--- ENTRIES SUPPLIED ---

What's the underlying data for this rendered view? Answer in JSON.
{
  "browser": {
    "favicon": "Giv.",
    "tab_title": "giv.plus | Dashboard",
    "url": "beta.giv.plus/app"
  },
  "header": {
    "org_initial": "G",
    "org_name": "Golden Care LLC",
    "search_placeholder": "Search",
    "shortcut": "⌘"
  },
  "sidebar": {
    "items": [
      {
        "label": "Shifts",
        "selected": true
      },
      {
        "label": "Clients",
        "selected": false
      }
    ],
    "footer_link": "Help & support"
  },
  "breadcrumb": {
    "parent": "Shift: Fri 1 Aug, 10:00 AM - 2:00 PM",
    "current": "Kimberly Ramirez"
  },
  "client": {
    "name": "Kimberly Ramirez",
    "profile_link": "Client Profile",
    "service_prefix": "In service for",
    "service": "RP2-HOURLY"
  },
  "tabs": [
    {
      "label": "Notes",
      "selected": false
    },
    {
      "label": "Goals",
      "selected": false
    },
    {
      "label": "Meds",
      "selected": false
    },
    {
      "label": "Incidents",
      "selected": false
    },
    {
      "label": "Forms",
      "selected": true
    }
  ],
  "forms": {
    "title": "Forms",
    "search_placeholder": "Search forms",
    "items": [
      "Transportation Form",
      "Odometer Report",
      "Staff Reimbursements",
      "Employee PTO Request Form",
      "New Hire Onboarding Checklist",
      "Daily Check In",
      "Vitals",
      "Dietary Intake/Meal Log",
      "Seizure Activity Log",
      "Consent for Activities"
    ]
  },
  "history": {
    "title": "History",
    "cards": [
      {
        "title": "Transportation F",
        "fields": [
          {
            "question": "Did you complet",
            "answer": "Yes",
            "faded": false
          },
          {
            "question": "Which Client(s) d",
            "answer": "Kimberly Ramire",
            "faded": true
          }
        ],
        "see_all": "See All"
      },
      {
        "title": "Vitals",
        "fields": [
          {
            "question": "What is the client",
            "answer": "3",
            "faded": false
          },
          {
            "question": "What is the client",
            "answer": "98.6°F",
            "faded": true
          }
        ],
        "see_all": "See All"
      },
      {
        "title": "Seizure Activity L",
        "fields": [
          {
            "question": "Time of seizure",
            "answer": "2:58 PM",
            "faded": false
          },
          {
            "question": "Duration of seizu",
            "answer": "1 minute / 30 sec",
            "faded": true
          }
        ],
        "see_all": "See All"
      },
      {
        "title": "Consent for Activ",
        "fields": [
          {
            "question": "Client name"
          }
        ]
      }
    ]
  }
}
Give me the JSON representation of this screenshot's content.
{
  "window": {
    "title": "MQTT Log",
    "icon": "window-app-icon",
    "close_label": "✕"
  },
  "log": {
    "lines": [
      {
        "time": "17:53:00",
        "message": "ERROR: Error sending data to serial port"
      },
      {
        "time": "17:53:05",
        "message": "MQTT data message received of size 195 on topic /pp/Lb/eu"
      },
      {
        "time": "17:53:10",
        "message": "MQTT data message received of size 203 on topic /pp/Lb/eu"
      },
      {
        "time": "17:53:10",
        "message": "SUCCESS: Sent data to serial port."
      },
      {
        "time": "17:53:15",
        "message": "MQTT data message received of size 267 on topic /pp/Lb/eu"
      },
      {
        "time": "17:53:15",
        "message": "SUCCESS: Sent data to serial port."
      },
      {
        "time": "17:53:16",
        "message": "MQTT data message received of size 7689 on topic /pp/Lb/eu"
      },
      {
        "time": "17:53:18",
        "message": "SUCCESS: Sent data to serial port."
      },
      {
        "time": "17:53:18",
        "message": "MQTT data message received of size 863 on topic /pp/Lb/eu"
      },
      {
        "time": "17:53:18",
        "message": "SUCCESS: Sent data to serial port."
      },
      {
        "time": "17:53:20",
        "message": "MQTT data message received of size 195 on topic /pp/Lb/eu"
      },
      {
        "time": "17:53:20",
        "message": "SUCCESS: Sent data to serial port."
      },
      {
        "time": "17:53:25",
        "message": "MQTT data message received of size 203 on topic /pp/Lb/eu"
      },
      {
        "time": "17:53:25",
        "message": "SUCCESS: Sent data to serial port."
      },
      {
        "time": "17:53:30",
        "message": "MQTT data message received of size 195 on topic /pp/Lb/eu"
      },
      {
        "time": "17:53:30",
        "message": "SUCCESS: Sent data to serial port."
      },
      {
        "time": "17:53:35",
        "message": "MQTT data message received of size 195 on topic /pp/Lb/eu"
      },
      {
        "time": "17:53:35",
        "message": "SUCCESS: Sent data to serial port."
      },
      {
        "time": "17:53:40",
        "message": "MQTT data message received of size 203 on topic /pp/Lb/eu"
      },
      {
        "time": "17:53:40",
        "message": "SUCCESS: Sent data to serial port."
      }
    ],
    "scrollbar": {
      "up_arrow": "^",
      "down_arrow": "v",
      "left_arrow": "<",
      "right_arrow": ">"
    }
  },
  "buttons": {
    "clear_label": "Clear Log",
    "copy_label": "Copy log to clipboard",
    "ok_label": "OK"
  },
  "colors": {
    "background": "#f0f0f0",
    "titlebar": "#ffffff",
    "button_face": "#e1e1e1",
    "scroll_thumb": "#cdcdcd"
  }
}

---

**TASK TO CARRY OUT:**
Please set down each line of the records exactly as given.

**SOLUTION TO THIS EXERCISE:**
What's the underlying data for this rendered view? Answer in JSON.
{
  "browser": {
    "favicon": "Giv.",
    "tab_title": "giv.plus | Dashboard",
    "url": "beta.giv.plus/app"
  },
  "header": {
    "org_initial": "G",
    "org_name": "Golden Care LLC",
    "search_placeholder": "Search",
    "shortcut": "⌘"
  },
  "sidebar": {
    "items": [
      {
        "label": "Shifts",
        "selected": true
      },
      {
        "label": "Clients",
        "selected": false
      }
    ],
    "footer_link": "Help & support"
  },
  "breadcrumb": {
    "parent": "Shift: Fri 1 Aug, 10:00 AM - 2:00 PM",
    "current": "Kimberly Ramirez"
  },
  "client": {
    "name": "Kimberly Ramirez",
    "profile_link": "Client Profile",
    "service_prefix": "In service for",
    "service": "RP2-HOURLY"
  },
  "tabs": [
    {
      "label": "Notes",
      "selected": false
    },
    {
      "label": "Goals",
      "selected": false
    },
    {
      "label": "Meds",
      "selected": false
    },
    {
      "label": "Incidents",
      "selected": false
    },
    {
      "label": "Forms",
      "selected": true
    }
  ],
  "forms": {
    "title": "Forms",
    "search_placeholder": "Search forms",
    "items": [
      "Transportation Form",
      "Odometer Report",
      "Staff Reimbursements",
      "Employee PTO Request Form",
      "New Hire Onboarding Checklist",
      "Daily Check In",
      "Vitals",
      "Dietary Intake/Meal Log",
      "Seizure Activity Log",
      "Consent for Activities"
    ]
  },
  "history": {
    "title": "History",
    "cards": [
      {
        "title": "Transportation F",
        "fields": [
          {
            "question": "Did you complet",
            "answer": "Yes",
            "faded": false
          },
          {
            "question": "Which Client(s) d",
            "answer": "Kimberly Ramire",
            "faded": true
          }
        ],
        "see_all": "See All"
      },
      {
        "title": "Vitals",
        "fields": [
          {
            "question": "What is the client",
            "answer": "3",
            "faded": false
          },
          {
            "question": "What is the client",
            "answer": "98.6°F",
            "faded": true
          }
        ],
        "see_all": "See All"
      },
      {
        "title": "Seizure Activity L",
        "fields": [
          {
            "question": "Time of seizure",
            "answer": "2:58 PM",
            "faded": false
          },
          {
            "question": "Duration of seizu",
            "answer": "1 minute / 30 sec",
            "faded": true
          }
        ],
        "see_all": "See All"
      },
      {
        "title": "Consent for Activ",
        "fields": [
          {
            "question": "Client name"
          }
        ]
      }
    ]
  }
}
Give me the JSON representation of this screenshot's content.
{
  "window": {
    "title": "MQTT Log",
    "icon": "window-app-icon",
    "close_label": "✕"
  },
  "log": {
    "lines": [
      {
        "time": "17:53:00",
        "message": "ERROR: Error sending data to serial port"
      },
      {
        "time": "17:53:05",
        "message": "MQTT data message received of size 195 on topic /pp/Lb/eu"
      },
      {
        "time": "17:53:10",
        "message": "MQTT data message received of size 203 on topic /pp/Lb/eu"
      },
      {
        "time": "17:53:10",
        "message": "SUCCESS: Sent data to serial port."
      },
      {
        "time": "17:53:15",
        "message": "MQTT data message received of size 267 on topic /pp/Lb/eu"
      },
      {
        "time": "17:53:15",
        "message": "SUCCESS: Sent data to serial port."
      },
      {
        "time": "17:53:16",
        "message": "MQTT data message received of size 7689 on topic /pp/Lb/eu"
      },
      {
        "time": "17:53:18",
        "message": "SUCCESS: Sent data to serial port."
      },
      {
        "time": "17:53:18",
        "message": "MQTT data message received of size 863 on topic /pp/Lb/eu"
      },
      {
        "time": "17:53:18",
        "message": "SUCCESS: Sent data to serial port."
      },
      {
        "time": "17:53:20",
        "message": "MQTT data message received of size 195 on topic /pp/Lb/eu"
      },
      {
        "time": "17:53:20",
        "message": "SUCCESS: Sent data to serial port."
      },
      {
        "time": "17:53:25",
        "message": "MQTT data message received of size 203 on topic /pp/Lb/eu"
      },
      {
        "time": "17:53:25",
        "message": "SUCCESS: Sent data to serial port."
      },
      {
        "time": "17:53:30",
        "message": "MQTT data message received of size 195 on topic /pp/Lb/eu"
      },
      {
        "time": "17:53:30",
        "message": "SUCCESS: Sent data to serial port."
      },
      {
        "time": "17:53:35",
        "message": "MQTT data message received of size 195 on topic /pp/Lb/eu"
      },
      {
        "time": "17:53:35",
        "message": "SUCCESS: Sent data to serial port."
      },
      {
        "time": "17:53:40",
        "message": "MQTT data message received of size 203 on topic /pp/Lb/eu"
      },
      {
        "time": "17:53:40",
        "message": "SUCCESS: Sent data to serial port."
      }
    ],
    "scrollbar": {
      "up_arrow": "^",
      "down_arrow": "v",
      "left_arrow": "<",
      "right_arrow": ">"
    }
  },
  "buttons": {
    "clear_label": "Clear Log",
    "copy_label": "Copy log to clipboard",
    "ok_label": "OK"
  },
  "colors": {
    "background": "#f0f0f0",
    "titlebar": "#ffffff",
    "button_face": "#e1e1e1",
    "scroll_thumb": "#cdcdcd"
  }
}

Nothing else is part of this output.